▸ SHORT PROBLEM:
Report how many lines contain "SIZE". Give the number and nothing else.

▸ DATASET ENTRIES:

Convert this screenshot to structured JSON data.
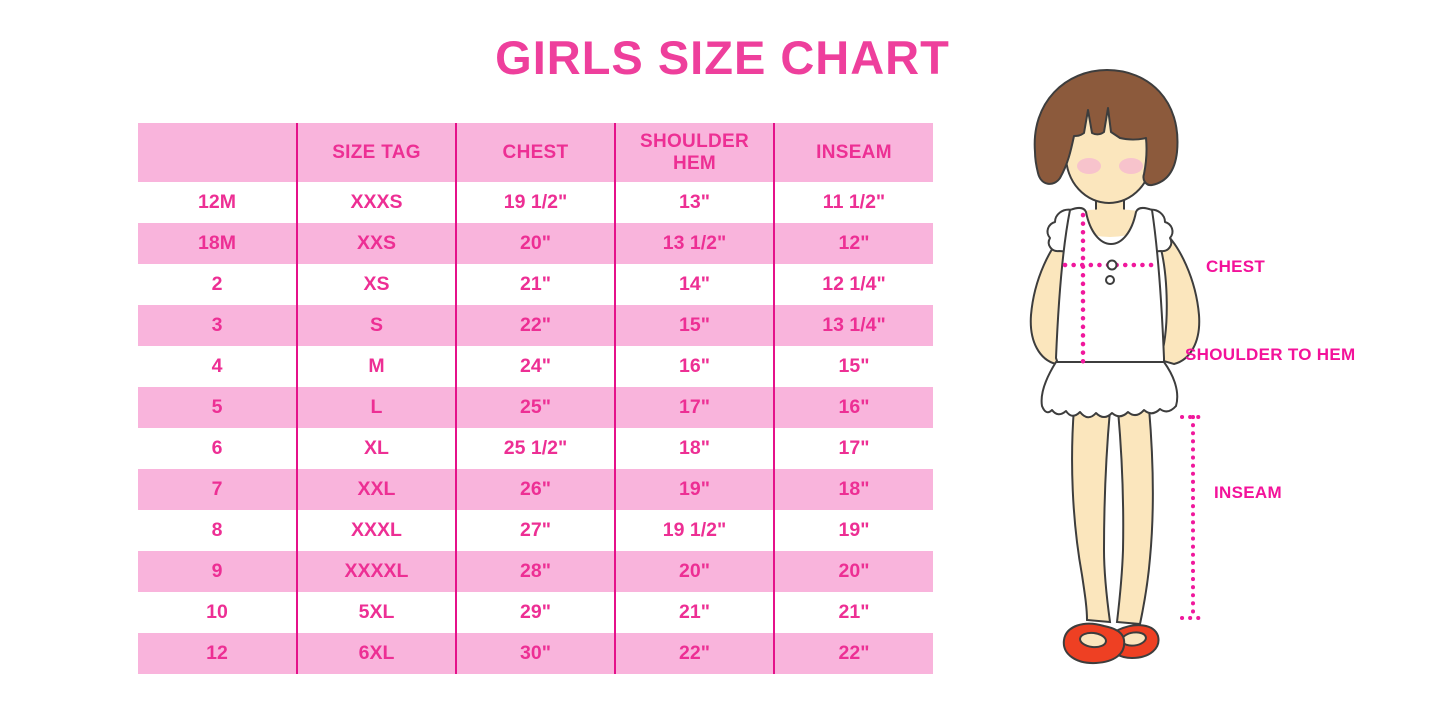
{
  "title": "GIRLS SIZE CHART",
  "colors": {
    "title_pink": "#ee3f9c",
    "row_pink_bg": "#f9b4dc",
    "table_border_magenta": "#e5118a",
    "cell_text_pink": "#ed2f94",
    "measure_label_pink": "#f3129a",
    "hair_brown": "#8c5a3c",
    "skin": "#fbe6bd",
    "blush": "#f7c3cc",
    "shoe_red": "#ee4023"
  },
  "chart_data": {
    "type": "table",
    "title": "GIRLS SIZE CHART",
    "columns": [
      "",
      "SIZE TAG",
      "CHEST",
      "SHOULDER HEM",
      "INSEAM"
    ],
    "rows": [
      [
        "12M",
        "XXXS",
        "19 1/2\"",
        "13\"",
        "11 1/2\""
      ],
      [
        "18M",
        "XXS",
        "20\"",
        "13 1/2\"",
        "12\""
      ],
      [
        "2",
        "XS",
        "21\"",
        "14\"",
        "12 1/4\""
      ],
      [
        "3",
        "S",
        "22\"",
        "15\"",
        "13 1/4\""
      ],
      [
        "4",
        "M",
        "24\"",
        "16\"",
        "15\""
      ],
      [
        "5",
        "L",
        "25\"",
        "17\"",
        "16\""
      ],
      [
        "6",
        "XL",
        "25 1/2\"",
        "18\"",
        "17\""
      ],
      [
        "7",
        "XXL",
        "26\"",
        "19\"",
        "18\""
      ],
      [
        "8",
        "XXXL",
        "27\"",
        "19 1/2\"",
        "19\""
      ],
      [
        "9",
        "XXXXL",
        "28\"",
        "20\"",
        "20\""
      ],
      [
        "10",
        "5XL",
        "29\"",
        "21\"",
        "21\""
      ],
      [
        "12",
        "6XL",
        "30\"",
        "22\"",
        "22\""
      ]
    ],
    "row_shading": "alternating pink starting at second data row; header row pink"
  },
  "figure": {
    "labels": {
      "chest": "CHEST",
      "shoulder_to_hem": "SHOULDER TO HEM",
      "inseam": "INSEAM"
    }
  }
}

▸ TASK SOLUTION:
3